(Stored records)
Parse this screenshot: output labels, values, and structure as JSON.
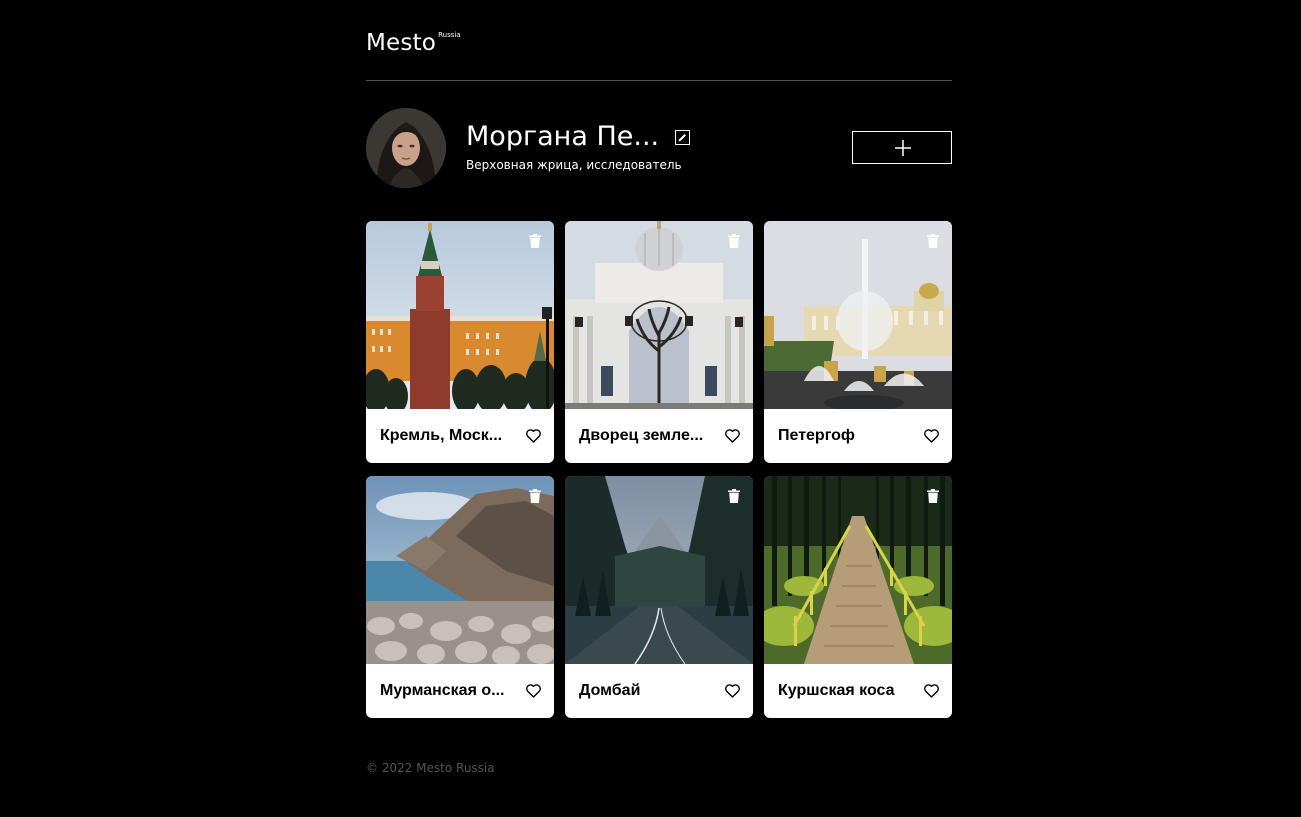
{
  "header": {
    "logo_main": "Mesto",
    "logo_sup": "Russia"
  },
  "profile": {
    "name": "Моргана Пе...",
    "about": "Верховная жрица, исследователь",
    "edit_icon": "pencil-icon",
    "add_icon": "plus-icon"
  },
  "cards": [
    {
      "title": "Кремль, Моск...",
      "image": "kremlin"
    },
    {
      "title": "Дворец земле...",
      "image": "palace"
    },
    {
      "title": "Петергоф",
      "image": "peterhof"
    },
    {
      "title": "Мурманская о...",
      "image": "murmansk"
    },
    {
      "title": "Домбай",
      "image": "dombay"
    },
    {
      "title": "Куршская коса",
      "image": "curonian-spit"
    }
  ],
  "footer": {
    "copyright": "© 2022 Mesto Russia"
  },
  "colors": {
    "background": "#000000",
    "card": "#ffffff",
    "footer_text": "#545454",
    "divider": "#545454"
  }
}
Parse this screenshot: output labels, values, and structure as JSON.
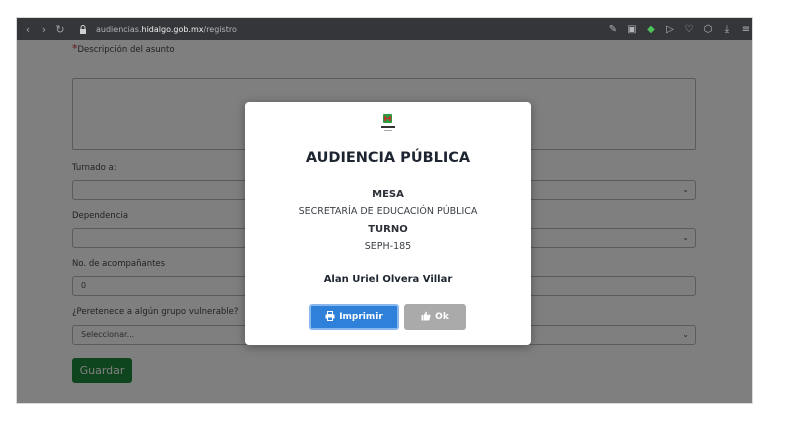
{
  "browser": {
    "back_icon": "chevron-left",
    "forward_icon": "chevron-right",
    "reload_icon": "reload",
    "url_host": "audiencias.hidalgo.gob.mx",
    "url_path": "/registro",
    "url_prefix": "audiencias.",
    "url_domain": "hidalgo.gob.mx",
    "toolbar_icons": [
      "edit-icon",
      "camera-icon",
      "shield-check-icon",
      "send-icon",
      "heart-icon",
      "extension-icon",
      "download-icon",
      "menu-icon"
    ]
  },
  "form": {
    "descripcion_label": "Descripción del asunto",
    "required_mark": "*",
    "turnado_label": "Turnado a:",
    "dependencia_label": "Dependencia",
    "acompanantes_label": "No. de acompañantes",
    "acompanantes_value": "0",
    "vulnerable_label": "¿Peretenece a algún grupo vulnerable?",
    "vulnerable_value": "Seleccionar...",
    "guardar_label": "Guardar"
  },
  "modal": {
    "title": "AUDIENCIA PÚBLICA",
    "mesa_label": "MESA",
    "mesa_value": "SECRETARÍA DE EDUCACIÓN PÚBLICA",
    "turno_label": "TURNO",
    "turno_value": "SEPH-185",
    "person_name": "Alan Uriel Olvera Villar",
    "print_label": "Imprimir",
    "ok_label": "Ok",
    "logo_text": "HIDALGO"
  },
  "colors": {
    "print_button": "#2f80d8",
    "ok_button": "#aaaaaa",
    "guardar_button": "#1e8a3c",
    "browser_bar": "#35363a"
  }
}
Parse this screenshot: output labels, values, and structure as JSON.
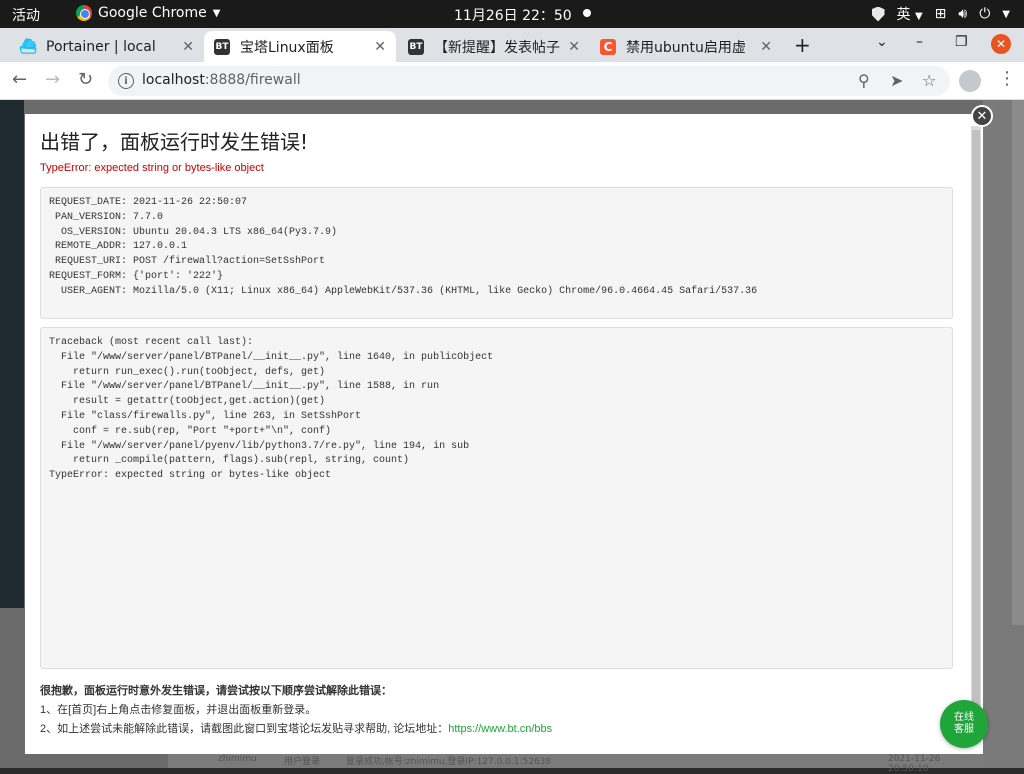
{
  "topbar": {
    "activities": "活动",
    "app_name": "Google Chrome",
    "clock": "11月26日  22：50",
    "ime": "英"
  },
  "tabs": [
    {
      "favicon": "portainer-icon",
      "title": "Portainer | local"
    },
    {
      "favicon": "bt-icon",
      "favicon_text": "BT",
      "title": "宝塔Linux面板",
      "active": true
    },
    {
      "favicon": "bt-icon",
      "favicon_text": "BT",
      "title": "【新提醒】发表帖子"
    },
    {
      "favicon": "csdn-icon",
      "favicon_text": "C",
      "title": "禁用ubuntu启用虚"
    }
  ],
  "address": {
    "host": "localhost",
    "rest": ":8888/firewall"
  },
  "modal": {
    "title": "出错了，面板运行时发生错误!",
    "error": "TypeError: expected string or bytes-like object",
    "request_info": "REQUEST_DATE: 2021-11-26 22:50:07\n PAN_VERSION: 7.7.0\n  OS_VERSION: Ubuntu 20.04.3 LTS x86_64(Py3.7.9)\n REMOTE_ADDR: 127.0.0.1\n REQUEST_URI: POST /firewall?action=SetSshPort\nREQUEST_FORM: {'port': '222'}\n  USER_AGENT: Mozilla/5.0 (X11; Linux x86_64) AppleWebKit/537.36 (KHTML, like Gecko) Chrome/96.0.4664.45 Safari/537.36",
    "traceback": "Traceback (most recent call last):\n  File \"/www/server/panel/BTPanel/__init__.py\", line 1640, in publicObject\n    return run_exec().run(toObject, defs, get)\n  File \"/www/server/panel/BTPanel/__init__.py\", line 1588, in run\n    result = getattr(toObject,get.action)(get)\n  File \"class/firewalls.py\", line 263, in SetSshPort\n    conf = re.sub(rep, \"Port \"+port+\"\\n\", conf)\n  File \"/www/server/panel/pyenv/lib/python3.7/re.py\", line 194, in sub\n    return _compile(pattern, flags).sub(repl, string, count)\nTypeError: expected string or bytes-like object",
    "help_heading": "很抱歉，面板运行时意外发生错误，请尝试按以下顺序尝试解除此错误：",
    "help_1": "1、在[首页]右上角点击修复面板，并退出面板重新登录。",
    "help_2": "2、如上述尝试未能解除此错误，请截图此窗口到宝塔论坛发贴寻求帮助, 论坛地址：",
    "forum_link": "https://www.bt.cn/bbs"
  },
  "online_service": {
    "line1": "在线",
    "line2": "客服"
  },
  "background_row": {
    "user": "zhimimu",
    "type": "用户登录",
    "detail": "登录成功,帐号:zhimimu,登录IP:127.0.0.1:52638",
    "time": "2021-11-26 20:50:10"
  },
  "colors": {
    "accent_green": "#20a53a",
    "error_red": "#cc0000",
    "ubuntu_orange": "#e95420"
  }
}
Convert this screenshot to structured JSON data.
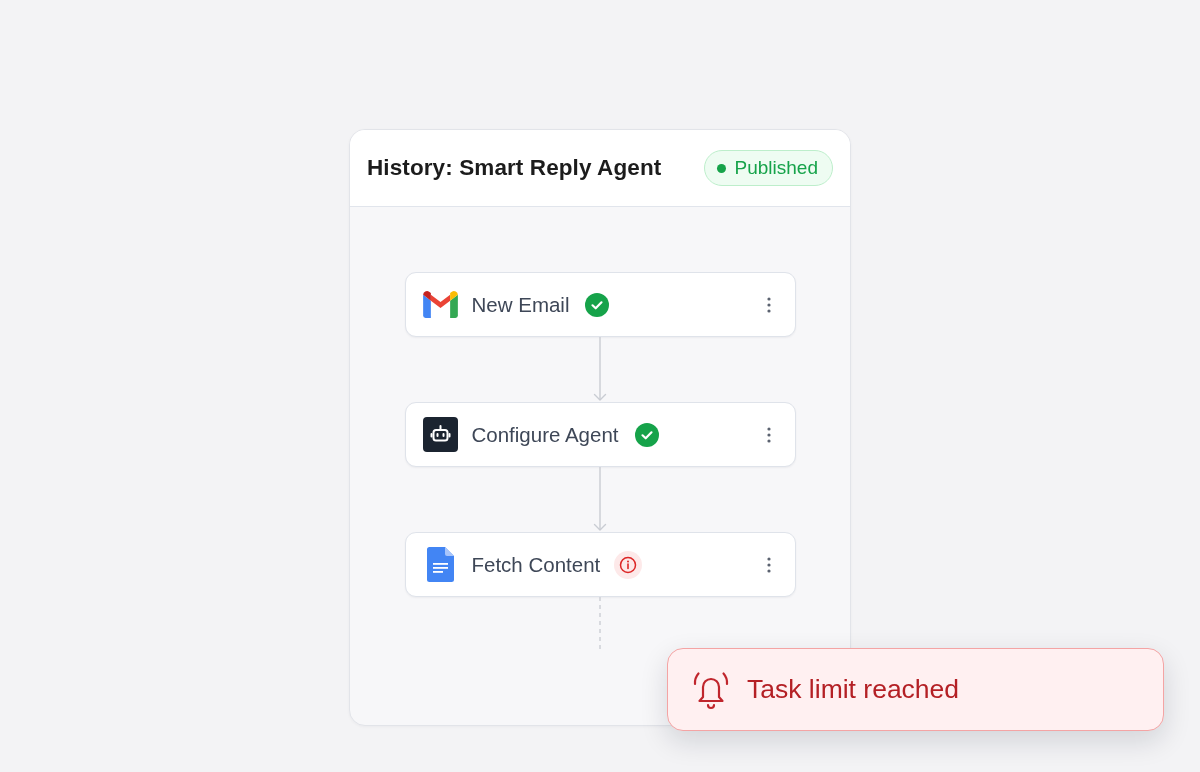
{
  "panel": {
    "title": "History: Smart Reply Agent",
    "status_badge": {
      "label": "Published"
    }
  },
  "nodes": [
    {
      "kind": "email",
      "label": "New Email",
      "succeeded": true
    },
    {
      "kind": "agent",
      "label": "Configure Agent",
      "succeeded": true
    },
    {
      "kind": "document",
      "label": "Fetch Content",
      "succeeded": false
    }
  ],
  "toast": {
    "message": "Task limit reached"
  }
}
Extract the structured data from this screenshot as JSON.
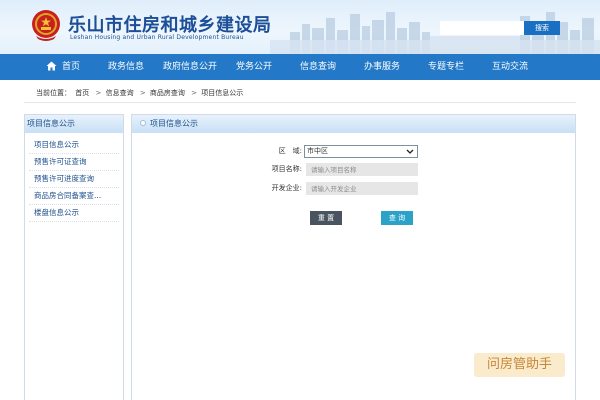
{
  "header": {
    "site_title": "乐山市住房和城乡建设局",
    "site_subtitle": "Leshan Housing and Urban Rural Development Bureau",
    "search": {
      "placeholder": "",
      "button_label": "搜索"
    }
  },
  "nav": {
    "items": [
      {
        "label": "首页",
        "icon": "home-icon"
      },
      {
        "label": "政务信息"
      },
      {
        "label": "政府信息公开"
      },
      {
        "label": "党务公开"
      },
      {
        "label": "信息查询"
      },
      {
        "label": "办事服务"
      },
      {
        "label": "专题专栏"
      },
      {
        "label": "互动交流"
      }
    ]
  },
  "breadcrumb": {
    "prefix": "当前位置：",
    "items": [
      "首页",
      "信息查询",
      "商品房查询",
      "项目信息公示"
    ],
    "separator": ">"
  },
  "sidebar": {
    "title": "项目信息公示",
    "items": [
      {
        "label": "项目信息公示"
      },
      {
        "label": "预售许可证查询"
      },
      {
        "label": "预售许可进度查询"
      },
      {
        "label": "商品房合同备案查..."
      },
      {
        "label": "楼盘信息公示"
      }
    ]
  },
  "main": {
    "title": "项目信息公示",
    "form": {
      "region_label": "区　域:",
      "region_value": "市中区",
      "project_label": "项目名称:",
      "project_placeholder": "请输入项目名称",
      "developer_label": "开发企业:",
      "developer_placeholder": "请输入开发企业",
      "reset_label": "重 置",
      "query_label": "查 询"
    }
  },
  "watermark": {
    "text": "问房管助手"
  },
  "colors": {
    "nav_bg": "#2379c8",
    "title_blue": "#1c4f97",
    "reset_btn": "#4a5460",
    "query_btn": "#2ca2c9",
    "watermark_bg": "#fbe9c8",
    "watermark_text": "#c07a21"
  }
}
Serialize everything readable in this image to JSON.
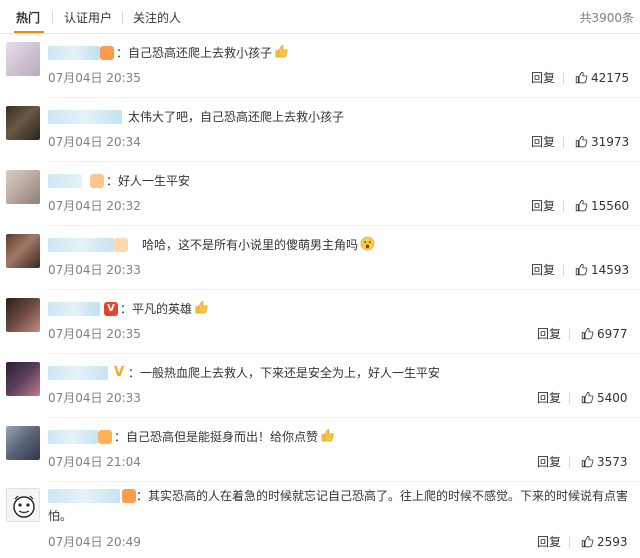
{
  "tabs": [
    {
      "label": "热门"
    },
    {
      "label": "认证用户"
    },
    {
      "label": "关注的人"
    }
  ],
  "total": "共3900条",
  "accent": "#ff8200",
  "comments": [
    {
      "text": "自己恐高还爬上去救小孩子",
      "emoji": "thumbs-up-icon",
      "time": "07月04日 20:35",
      "reply": "回复",
      "likes": "42175"
    },
    {
      "text": "太伟大了吧，自己恐高还爬上去救小孩子",
      "time": "07月04日 20:34",
      "reply": "回复",
      "likes": "31973"
    },
    {
      "text": "好人一生平安",
      "time": "07月04日 20:32",
      "reply": "回复",
      "likes": "15560"
    },
    {
      "text": "哈哈，这不是所有小说里的傻萌男主角吗",
      "emoji": "surprised-face-icon",
      "time": "07月04日 20:33",
      "reply": "回复",
      "likes": "14593"
    },
    {
      "text": "平凡的英雄",
      "emoji": "thumbs-up-icon",
      "time": "07月04日 20:35",
      "reply": "回复",
      "likes": "6977"
    },
    {
      "text": "一般热血爬上去救人，下来还是安全为上，好人一生平安",
      "time": "07月04日 20:33",
      "reply": "回复",
      "likes": "5400"
    },
    {
      "text": "自己恐高但是能挺身而出！给你点赞",
      "emoji": "thumbs-up-icon",
      "time": "07月04日 21:04",
      "reply": "回复",
      "likes": "3573"
    },
    {
      "text": "其实恐高的人在着急的时候就忘记自己恐高了。往上爬的时候不感觉。下来的时候说有点害怕。",
      "time": "07月04日 20:49",
      "reply": "回复",
      "likes": "2593"
    }
  ]
}
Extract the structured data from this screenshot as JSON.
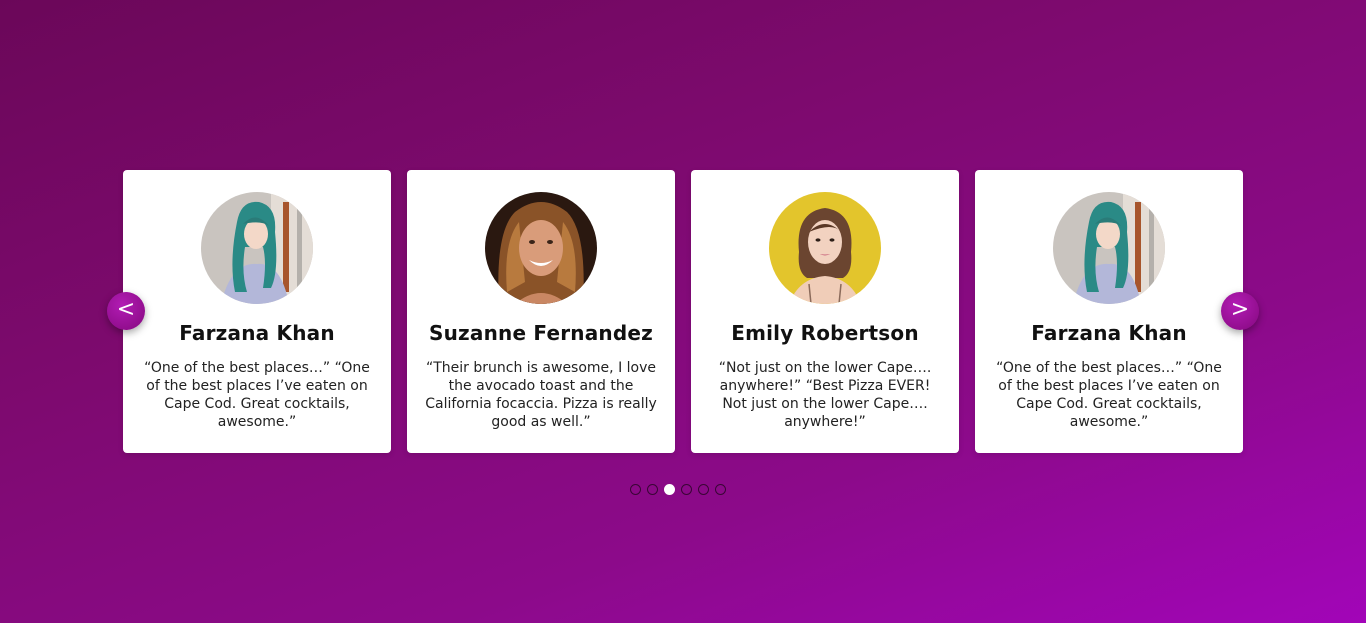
{
  "carousel": {
    "prev_label": "<",
    "next_label": ">",
    "cards": [
      {
        "name": "Farzana Khan",
        "quote": "“One of the best places…” “One of the best places I’ve eaten on Cape Cod. Great cocktails, awesome.”",
        "avatar": "farzana-photo"
      },
      {
        "name": "Suzanne Fernandez",
        "quote": "“Their brunch is awesome, I love the avocado toast and the California focaccia. Pizza is really good as well.”",
        "avatar": "suzanne-photo"
      },
      {
        "name": "Emily Robertson",
        "quote": "“Not just on the lower Cape…. anywhere!” “Best Pizza EVER! Not just on the lower Cape…. anywhere!”",
        "avatar": "emily-photo"
      },
      {
        "name": "Farzana Khan",
        "quote": "“One of the best places…” “One of the best places I’ve eaten on Cape Cod. Great cocktails, awesome.”",
        "avatar": "farzana-photo"
      }
    ],
    "dots_count": 6,
    "active_dot": 3
  },
  "colors": {
    "accent": "#9a12a0",
    "card": "#ffffff"
  }
}
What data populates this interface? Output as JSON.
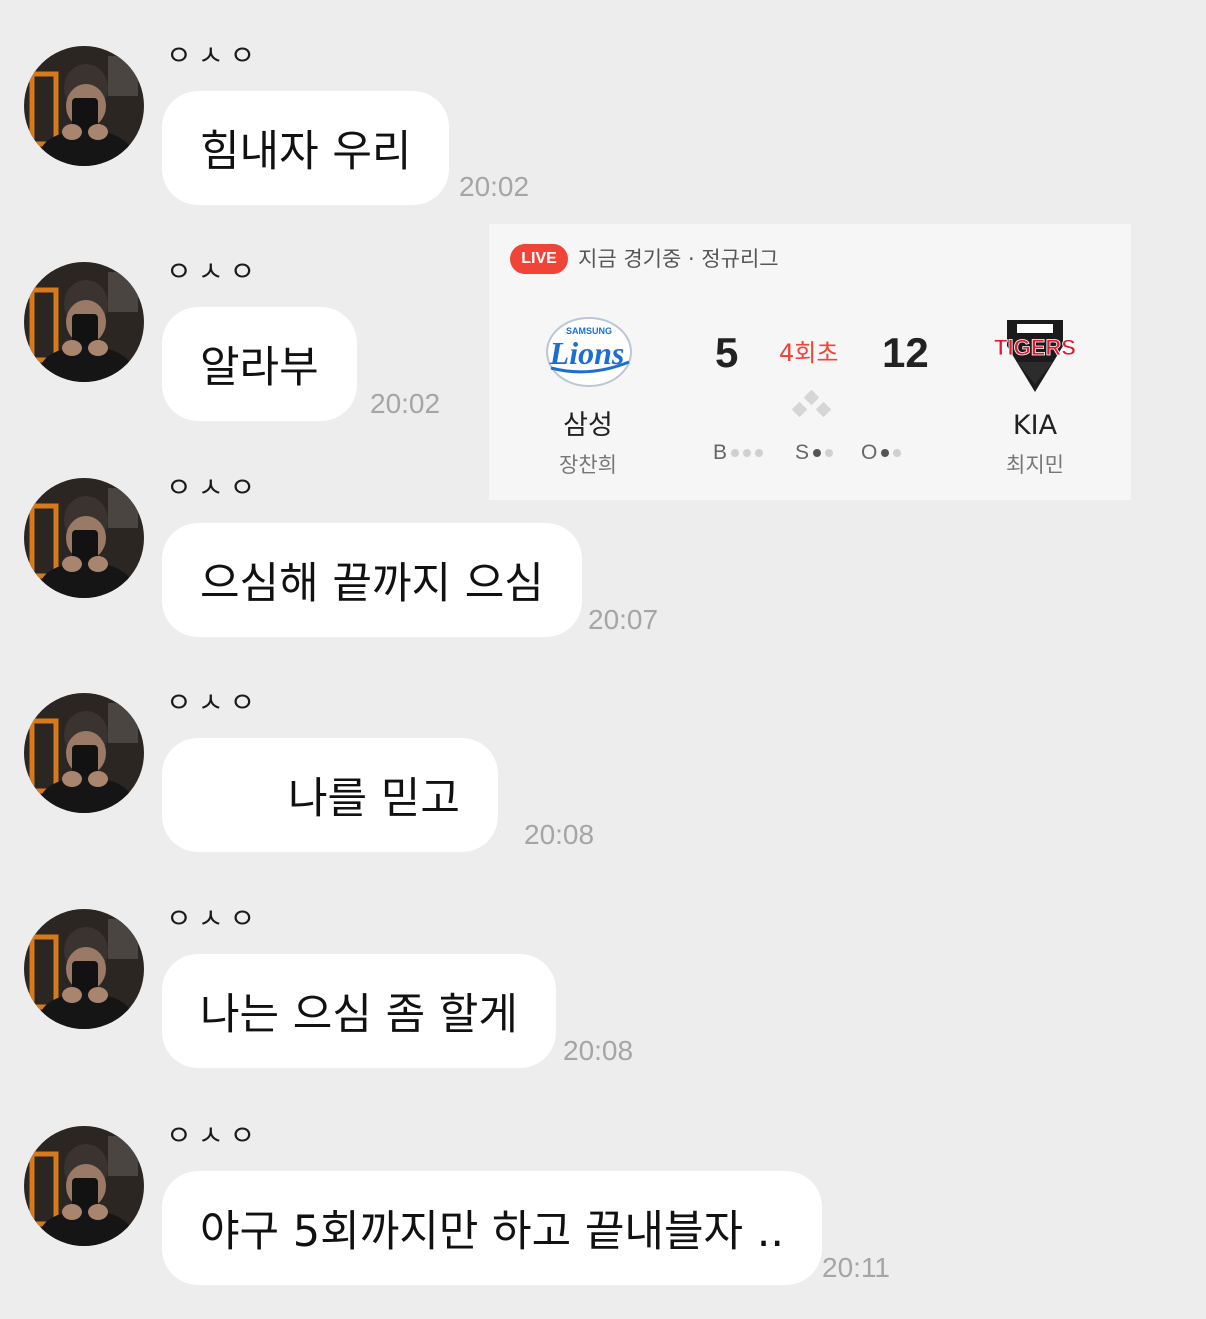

§ **WORK TO BE COMPLETED**: Select all lines in the listing that include the word "kind".

§ **TASK RESULT**:
      "kind": "email",
      "kind": "agent",
      "kind": "document",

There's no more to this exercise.